• _Source records_:
———

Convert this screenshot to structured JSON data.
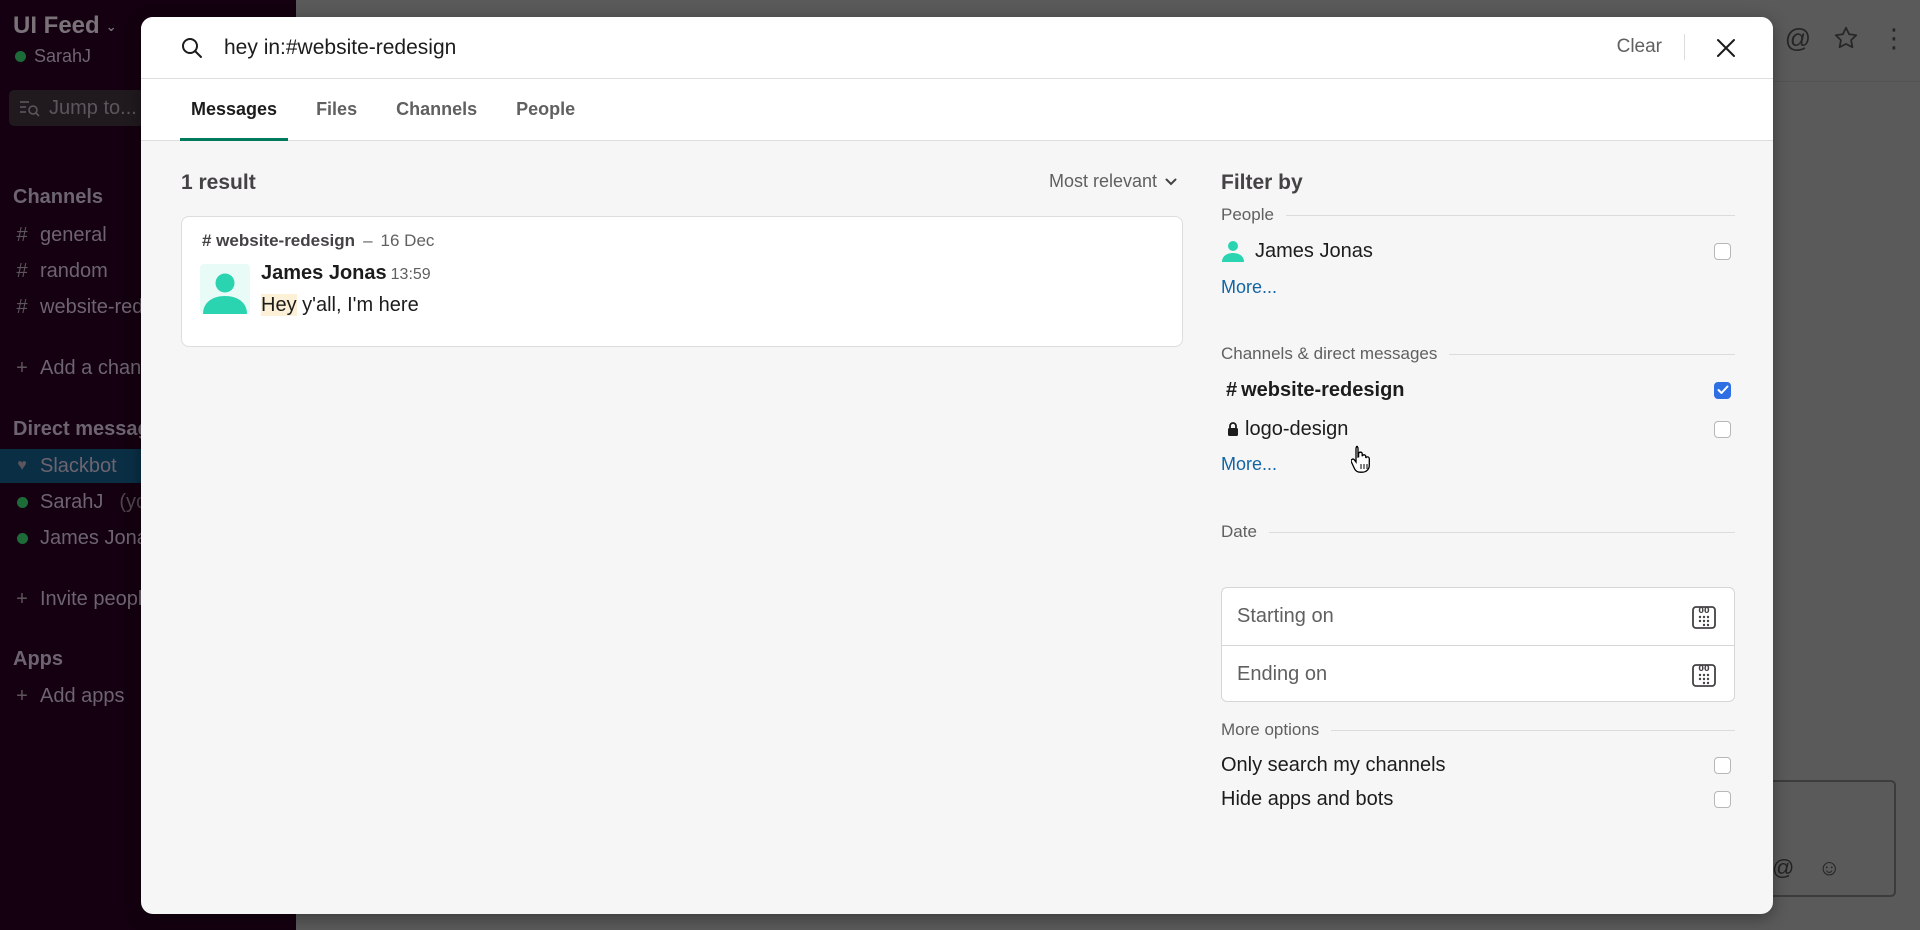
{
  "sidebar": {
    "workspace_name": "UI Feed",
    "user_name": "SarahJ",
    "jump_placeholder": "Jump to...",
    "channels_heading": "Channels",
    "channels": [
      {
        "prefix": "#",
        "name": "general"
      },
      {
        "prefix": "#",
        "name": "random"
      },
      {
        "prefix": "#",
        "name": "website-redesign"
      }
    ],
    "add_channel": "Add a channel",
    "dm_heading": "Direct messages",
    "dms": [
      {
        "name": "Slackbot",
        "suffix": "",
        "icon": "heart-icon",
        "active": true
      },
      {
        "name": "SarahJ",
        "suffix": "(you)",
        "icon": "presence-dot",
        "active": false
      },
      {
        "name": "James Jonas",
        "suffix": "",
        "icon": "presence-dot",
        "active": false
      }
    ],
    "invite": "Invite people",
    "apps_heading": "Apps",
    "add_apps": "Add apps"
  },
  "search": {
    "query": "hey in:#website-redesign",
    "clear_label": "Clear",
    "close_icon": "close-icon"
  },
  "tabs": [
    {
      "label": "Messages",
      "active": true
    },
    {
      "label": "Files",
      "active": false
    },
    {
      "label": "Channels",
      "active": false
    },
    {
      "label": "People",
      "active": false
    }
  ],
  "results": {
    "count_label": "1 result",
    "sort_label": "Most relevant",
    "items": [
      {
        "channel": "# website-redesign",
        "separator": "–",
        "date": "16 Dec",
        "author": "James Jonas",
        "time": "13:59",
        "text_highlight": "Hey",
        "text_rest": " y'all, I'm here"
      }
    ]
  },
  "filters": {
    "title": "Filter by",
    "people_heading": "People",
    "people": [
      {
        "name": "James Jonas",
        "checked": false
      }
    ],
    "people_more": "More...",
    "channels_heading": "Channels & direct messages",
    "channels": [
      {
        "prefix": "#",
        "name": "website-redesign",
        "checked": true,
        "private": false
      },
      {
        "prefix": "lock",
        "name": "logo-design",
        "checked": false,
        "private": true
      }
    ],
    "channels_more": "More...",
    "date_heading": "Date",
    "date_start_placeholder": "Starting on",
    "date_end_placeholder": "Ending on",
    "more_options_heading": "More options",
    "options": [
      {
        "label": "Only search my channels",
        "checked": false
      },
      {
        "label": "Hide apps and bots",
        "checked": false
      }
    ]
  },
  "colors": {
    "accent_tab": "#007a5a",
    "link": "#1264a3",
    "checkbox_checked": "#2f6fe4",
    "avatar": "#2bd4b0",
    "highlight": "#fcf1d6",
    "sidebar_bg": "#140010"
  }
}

———

• _What is asked_: Reproduce the material above in full and without alteration, but skip all pictures.

• _Full output_:
Convert this screenshot to structured JSON data.
{
  "sidebar": {
    "workspace_name": "UI Feed",
    "user_name": "SarahJ",
    "jump_placeholder": "Jump to...",
    "channels_heading": "Channels",
    "channels": [
      {
        "prefix": "#",
        "name": "general"
      },
      {
        "prefix": "#",
        "name": "random"
      },
      {
        "prefix": "#",
        "name": "website-redesign"
      }
    ],
    "add_channel": "Add a channel",
    "dm_heading": "Direct messages",
    "dms": [
      {
        "name": "Slackbot",
        "suffix": "",
        "icon": "heart-icon",
        "active": true
      },
      {
        "name": "SarahJ",
        "suffix": "(you)",
        "icon": "presence-dot",
        "active": false
      },
      {
        "name": "James Jonas",
        "suffix": "",
        "icon": "presence-dot",
        "active": false
      }
    ],
    "invite": "Invite people",
    "apps_heading": "Apps",
    "add_apps": "Add apps"
  },
  "search": {
    "query": "hey in:#website-redesign",
    "clear_label": "Clear",
    "close_icon": "close-icon"
  },
  "tabs": [
    {
      "label": "Messages",
      "active": true
    },
    {
      "label": "Files",
      "active": false
    },
    {
      "label": "Channels",
      "active": false
    },
    {
      "label": "People",
      "active": false
    }
  ],
  "results": {
    "count_label": "1 result",
    "sort_label": "Most relevant",
    "items": [
      {
        "channel": "# website-redesign",
        "separator": "–",
        "date": "16 Dec",
        "author": "James Jonas",
        "time": "13:59",
        "text_highlight": "Hey",
        "text_rest": " y'all, I'm here"
      }
    ]
  },
  "filters": {
    "title": "Filter by",
    "people_heading": "People",
    "people": [
      {
        "name": "James Jonas",
        "checked": false
      }
    ],
    "people_more": "More...",
    "channels_heading": "Channels & direct messages",
    "channels": [
      {
        "prefix": "#",
        "name": "website-redesign",
        "checked": true,
        "private": false
      },
      {
        "prefix": "lock",
        "name": "logo-design",
        "checked": false,
        "private": true
      }
    ],
    "channels_more": "More...",
    "date_heading": "Date",
    "date_start_placeholder": "Starting on",
    "date_end_placeholder": "Ending on",
    "more_options_heading": "More options",
    "options": [
      {
        "label": "Only search my channels",
        "checked": false
      },
      {
        "label": "Hide apps and bots",
        "checked": false
      }
    ]
  },
  "colors": {
    "accent_tab": "#007a5a",
    "link": "#1264a3",
    "checkbox_checked": "#2f6fe4",
    "avatar": "#2bd4b0",
    "highlight": "#fcf1d6",
    "sidebar_bg": "#140010"
  }
}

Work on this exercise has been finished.